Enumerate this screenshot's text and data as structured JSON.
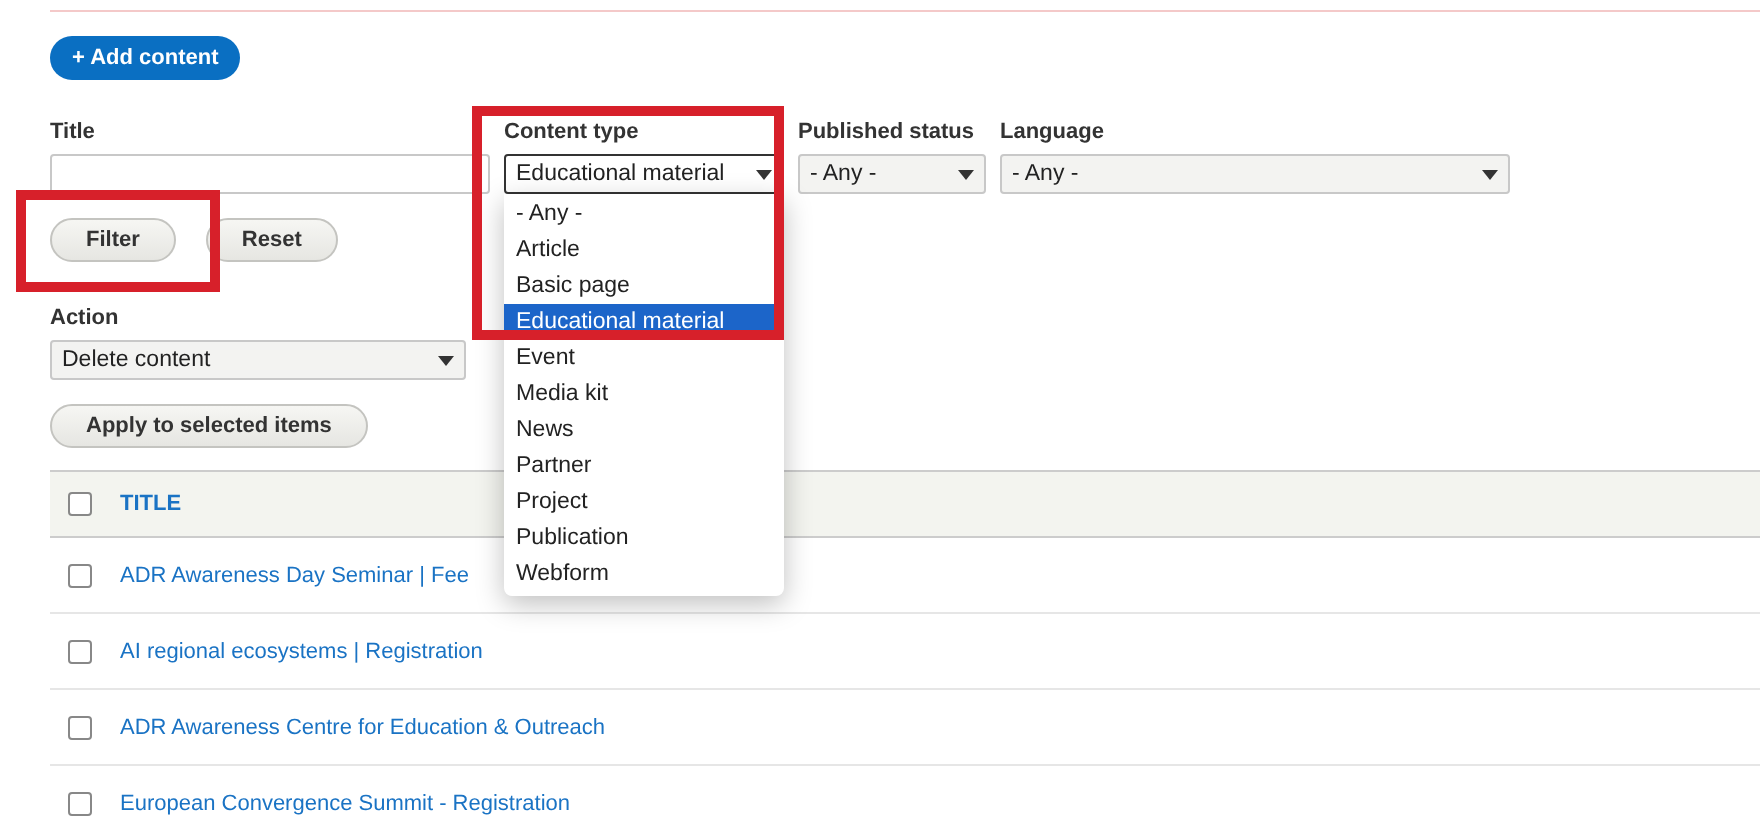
{
  "add_button": "+ Add content",
  "filters": [
    {
      "kind": "text",
      "label": "Title"
    },
    {
      "kind": "select",
      "label": "Content type",
      "value": "Educational material",
      "open": true,
      "options": [
        {
          "label": "- Any -",
          "selected": false
        },
        {
          "label": "Article",
          "selected": false
        },
        {
          "label": "Basic page",
          "selected": false
        },
        {
          "label": "Educational material",
          "selected": true
        },
        {
          "label": "Event",
          "selected": false
        },
        {
          "label": "Media kit",
          "selected": false
        },
        {
          "label": "News",
          "selected": false
        },
        {
          "label": "Partner",
          "selected": false
        },
        {
          "label": "Project",
          "selected": false
        },
        {
          "label": "Publication",
          "selected": false
        },
        {
          "label": "Webform",
          "selected": false
        }
      ]
    },
    {
      "kind": "select",
      "label": "Published status",
      "value": "- Any -",
      "open": false
    },
    {
      "kind": "select",
      "label": "Language",
      "value": "- Any -",
      "open": false
    }
  ],
  "filter_buttons": [
    "Filter",
    "Reset"
  ],
  "action": {
    "label": "Action",
    "value": "Delete content"
  },
  "apply_button": "Apply to selected items",
  "table": {
    "columns": [
      "TITLE"
    ],
    "header_checked": false,
    "rows": [
      {
        "title": "ADR Awareness Day Seminar | Fee",
        "checked": false
      },
      {
        "title": "AI regional ecosystems | Registration",
        "checked": false
      },
      {
        "title": "ADR Awareness Centre for Education & Outreach",
        "checked": false
      },
      {
        "title": "European Convergence Summit - Registration",
        "checked": false
      }
    ]
  }
}
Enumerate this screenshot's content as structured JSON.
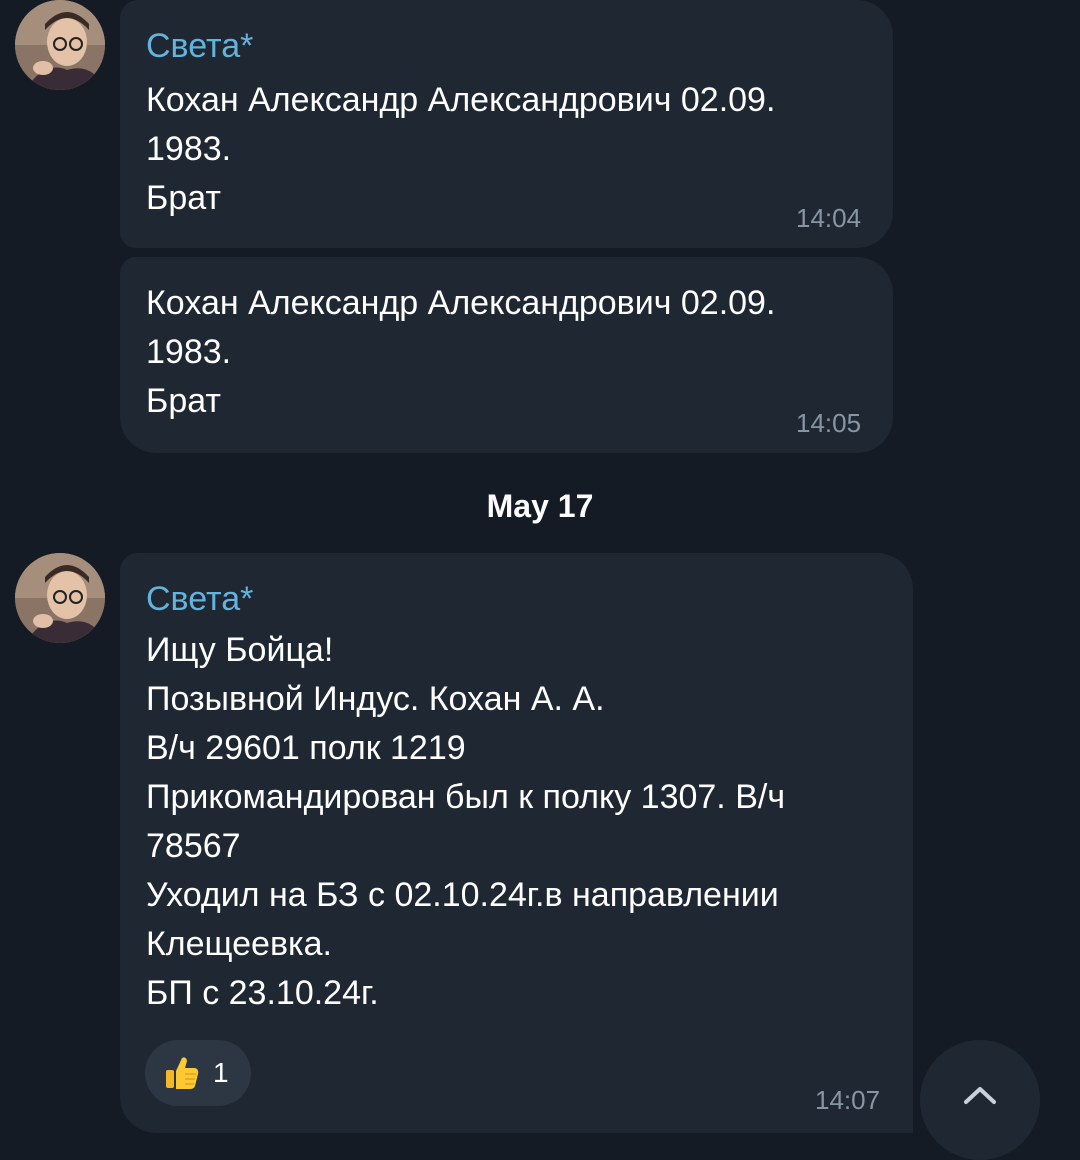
{
  "messages": [
    {
      "sender": "Света*",
      "lines": [
        "Кохан Александр Александрович  02.09.",
        "1983.",
        "Брат"
      ],
      "time": "14:04"
    },
    {
      "lines": [
        "Кохан Александр Александрович  02.09.",
        "1983.",
        "Брат"
      ],
      "time": "14:05"
    },
    {
      "sender": "Света*",
      "lines": [
        "Ищу Бойца!",
        "Позывной Индус. Кохан А. А.",
        "В/ч 29601 полк 1219",
        "Прикомандирован был к полку 1307. В/ч",
        "78567",
        "Уходил на БЗ с 02.10.24г.в направлении",
        "Клещеевка.",
        "БП с 23.10.24г."
      ],
      "reaction": {
        "icon": "thumbs-up-icon",
        "count": "1"
      },
      "time": "14:07"
    }
  ],
  "date_separator": "May 17",
  "scroll_button_icon": "chevron-up-icon",
  "colors": {
    "background": "#151b24",
    "bubble": "#1f2733",
    "sender_name": "#64b3dc",
    "time": "#8895a3",
    "reaction_bg": "#2d3744"
  }
}
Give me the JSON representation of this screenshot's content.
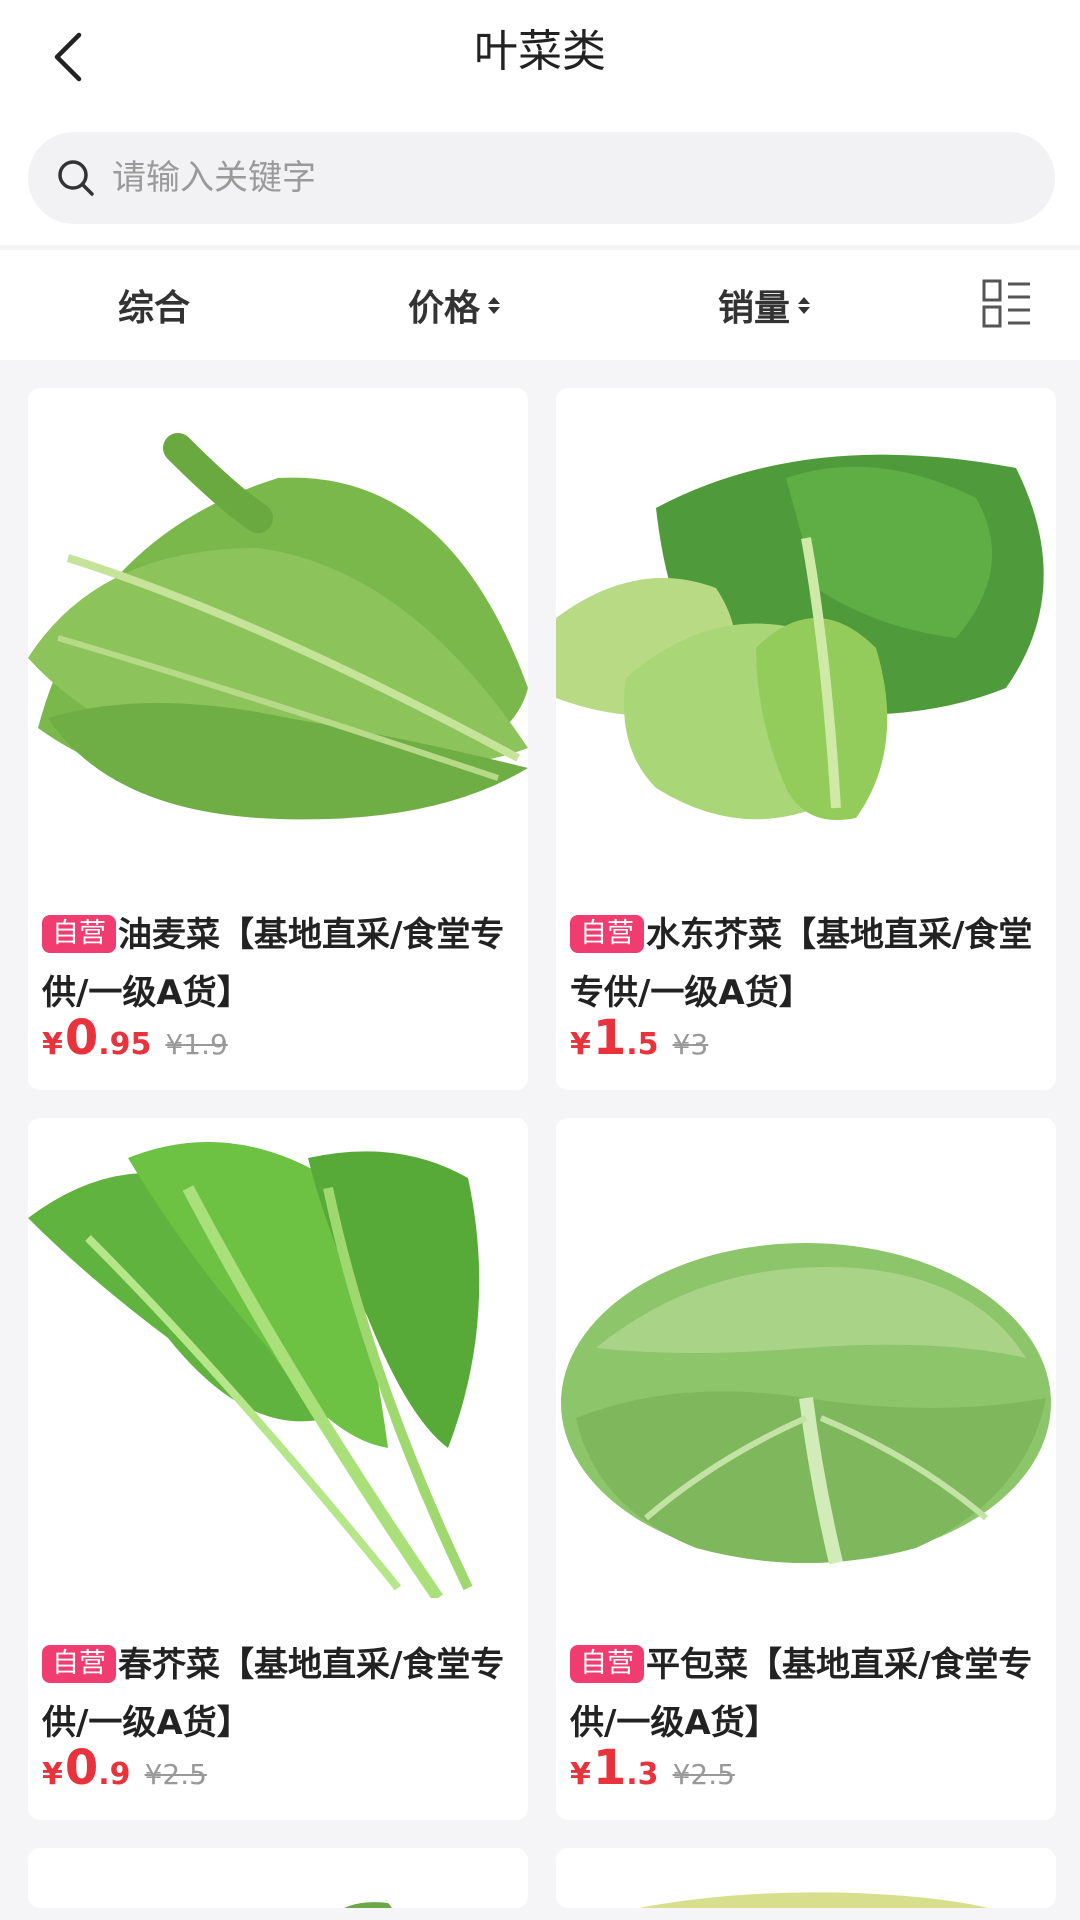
{
  "header": {
    "title": "叶菜类",
    "back_icon": "chevron-left-icon"
  },
  "search": {
    "placeholder": "请输入关键字",
    "icon": "search-icon"
  },
  "sort": {
    "items": [
      {
        "label": "综合"
      },
      {
        "label": "价格"
      },
      {
        "label": "销量"
      }
    ],
    "layout_icon": "list-layout-icon"
  },
  "colors": {
    "accent": "#e8323c",
    "badge": "#f03c6e",
    "background": "#f5f5f7"
  },
  "products": [
    {
      "badge": "自营",
      "name": "油麦菜【基地直采/食堂专供/一级A货】",
      "currency": "¥",
      "price_int": "0",
      "price_dec": ".95",
      "price_old": "¥1.9",
      "image": "romaine-lettuce-image"
    },
    {
      "badge": "自营",
      "name": "水东芥菜【基地直采/食堂专供/一级A货】",
      "currency": "¥",
      "price_int": "1",
      "price_dec": ".5",
      "price_old": "¥3",
      "image": "mustard-greens-image"
    },
    {
      "badge": "自营",
      "name": "春芥菜【基地直采/食堂专供/一级A货】",
      "currency": "¥",
      "price_int": "0",
      "price_dec": ".9",
      "price_old": "¥2.5",
      "image": "spring-mustard-image"
    },
    {
      "badge": "自营",
      "name": "平包菜【基地直采/食堂专供/一级A货】",
      "currency": "¥",
      "price_int": "1",
      "price_dec": ".3",
      "price_old": "¥2.5",
      "image": "cabbage-image"
    }
  ]
}
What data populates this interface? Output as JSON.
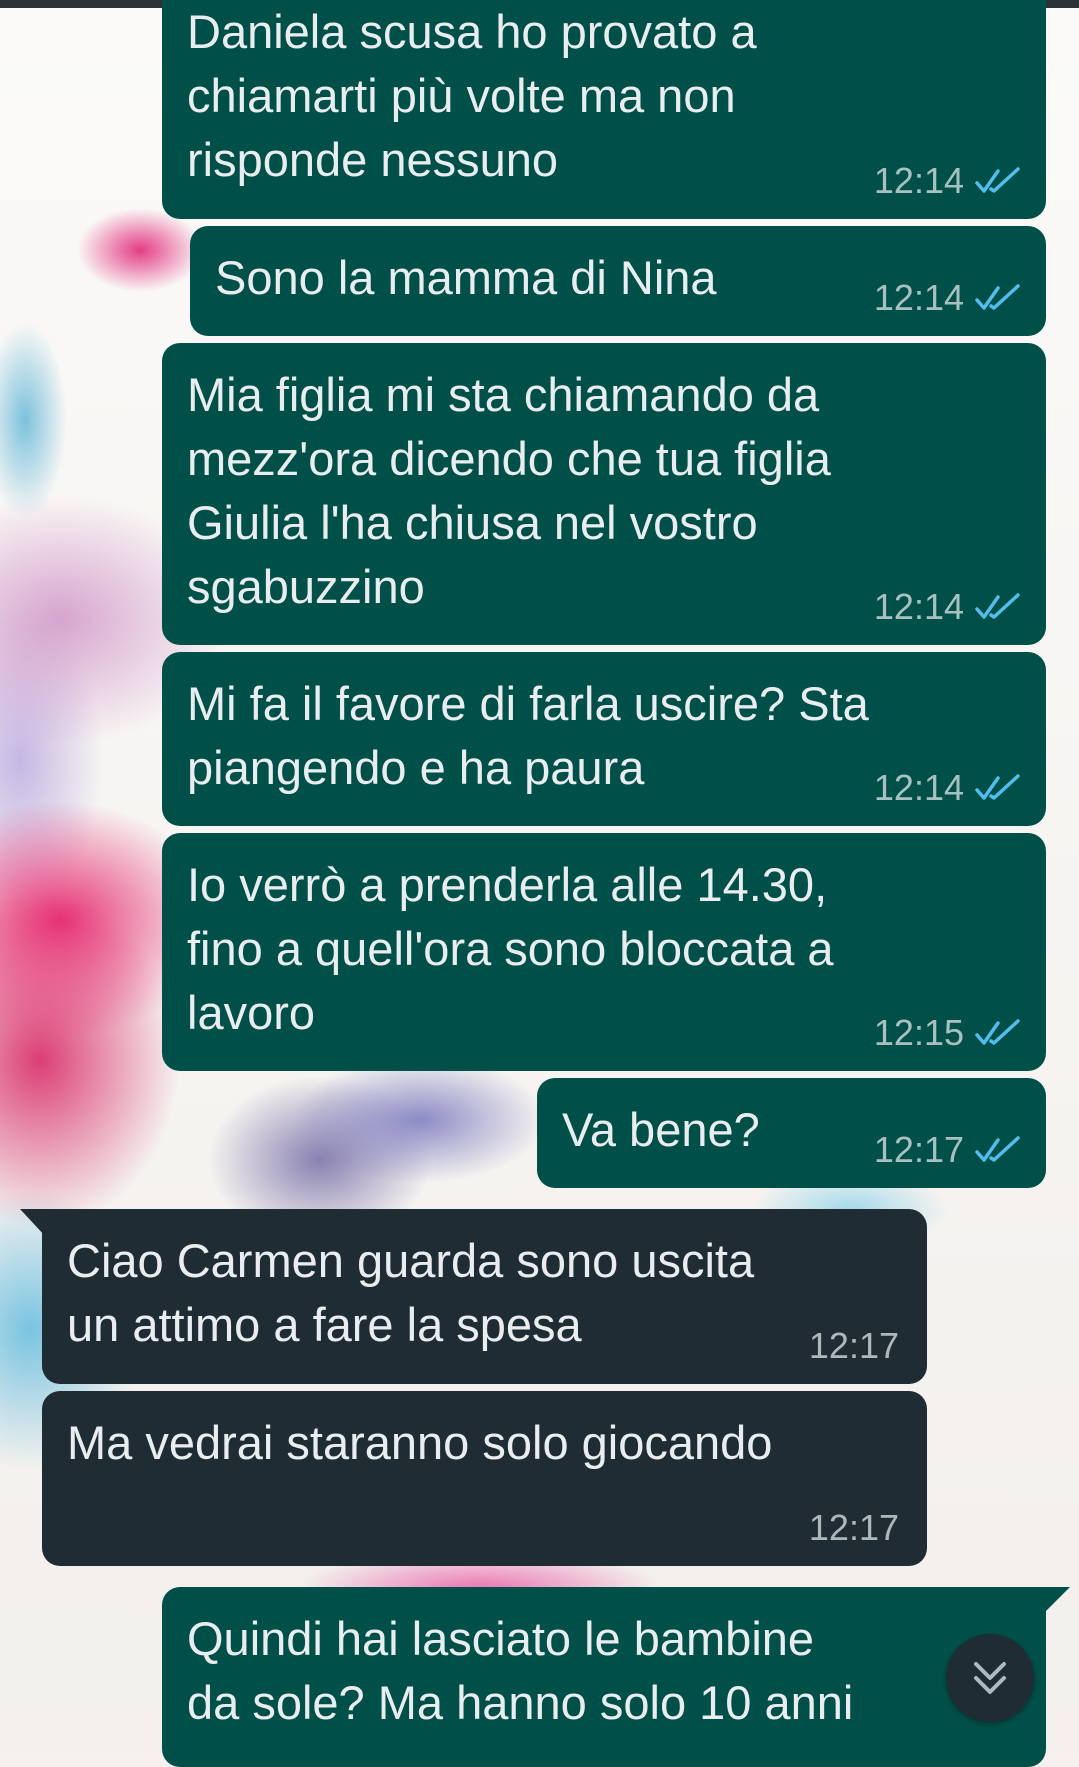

* * *

What the task asks: Reproduce the material above in full, exactly, with no images.

Exercise answer:
Enumerate this screenshot's text and data as structured JSON.
{
  "add_button": "+ Add content",
  "filters": [
    {
      "kind": "text",
      "label": "Title"
    },
    {
      "kind": "select",
      "label": "Content type",
      "value": "Educational material",
      "open": true,
      "options": [
        {
          "label": "- Any -",
          "selected": false
        },
        {
          "label": "Article",
          "selected": false
        },
        {
          "label": "Basic page",
          "selected": false
        },
        {
          "label": "Educational material",
          "selected": true
        },
        {
          "label": "Event",
          "selected": false
        },
        {
          "label": "Media kit",
          "selected": false
        },
        {
          "label": "News",
          "selected": false
        },
        {
          "label": "Partner",
          "selected": false
        },
        {
          "label": "Project",
          "selected": false
        },
        {
          "label": "Publication",
          "selected": false
        },
        {
          "label": "Webform",
          "selected": false
        }
      ]
    },
    {
      "kind": "select",
      "label": "Published status",
      "value": "- Any -",
      "open": false
    },
    {
      "kind": "select",
      "label": "Language",
      "value": "- Any -",
      "open": false
    }
  ],
  "filter_buttons": [
    "Filter",
    "Reset"
  ],
  "action": {
    "label": "Action",
    "value": "Delete content"
  },
  "apply_button": "Apply to selected items",
  "table": {
    "columns": [
      "TITLE"
    ],
    "header_checked": false,
    "rows": [
      {
        "title": "ADR Awareness Day Seminar | Fee",
        "checked": false
      },
      {
        "title": "AI regional ecosystems | Registration",
        "checked": false
      },
      {
        "title": "ADR Awareness Centre for Education & Outreach",
        "checked": false
      },
      {
        "title": "European Convergence Summit - Registration",
        "checked": false
      }
    ]
  }
}
Enumerate this screenshot's content as structured JSON.
{
  "messages": [
    {
      "sender": "Света*",
      "lines": [
        "Кохан Александр Александрович  02.09.",
        "1983.",
        "Брат"
      ],
      "time": "14:04"
    },
    {
      "lines": [
        "Кохан Александр Александрович  02.09.",
        "1983.",
        "Брат"
      ],
      "time": "14:05"
    },
    {
      "sender": "Света*",
      "lines": [
        "Ищу Бойца!",
        "Позывной Индус. Кохан А. А.",
        "В/ч 29601 полк 1219",
        "Прикомандирован был к полку 1307. В/ч",
        "78567",
        "Уходил на БЗ с 02.10.24г.в направлении",
        "Клещеевка.",
        "БП с 23.10.24г."
      ],
      "reaction": {
        "icon": "thumbs-up-icon",
        "count": "1"
      },
      "time": "14:07"
    }
  ],
  "date_separator": "May 17",
  "scroll_button_icon": "chevron-up-icon",
  "colors": {
    "background": "#151b24",
    "bubble": "#1f2733",
    "sender_name": "#64b3dc",
    "time": "#8895a3",
    "reaction_bg": "#2d3744"
  }
}
Give me the JSON representation of this screenshot's content.
{
  "header": {
    "title": "叶菜类",
    "back_icon": "chevron-left-icon"
  },
  "search": {
    "placeholder": "请输入关键字",
    "icon": "search-icon"
  },
  "sort": {
    "items": [
      {
        "label": "综合"
      },
      {
        "label": "价格"
      },
      {
        "label": "销量"
      }
    ],
    "layout_icon": "list-layout-icon"
  },
  "colors": {
    "accent": "#e8323c",
    "badge": "#f03c6e",
    "background": "#f5f5f7"
  },
  "products": [
    {
      "badge": "自营",
      "name": "油麦菜【基地直采/食堂专供/一级A货】",
      "currency": "¥",
      "price_int": "0",
      "price_dec": ".95",
      "price_old": "¥1.9",
      "image": "romaine-lettuce-image"
    },
    {
      "badge": "自营",
      "name": "水东芥菜【基地直采/食堂专供/一级A货】",
      "currency": "¥",
      "price_int": "1",
      "price_dec": ".5",
      "price_old": "¥3",
      "image": "mustard-greens-image"
    },
    {
      "badge": "自营",
      "name": "春芥菜【基地直采/食堂专供/一级A货】",
      "currency": "¥",
      "price_int": "0",
      "price_dec": ".9",
      "price_old": "¥2.5",
      "image": "spring-mustard-image"
    },
    {
      "badge": "自营",
      "name": "平包菜【基地直采/食堂专供/一级A货】",
      "currency": "¥",
      "price_int": "1",
      "price_dec": ".3",
      "price_old": "¥2.5",
      "image": "cabbage-image"
    }
  ]
}
What data populates this interface? Output as JSON.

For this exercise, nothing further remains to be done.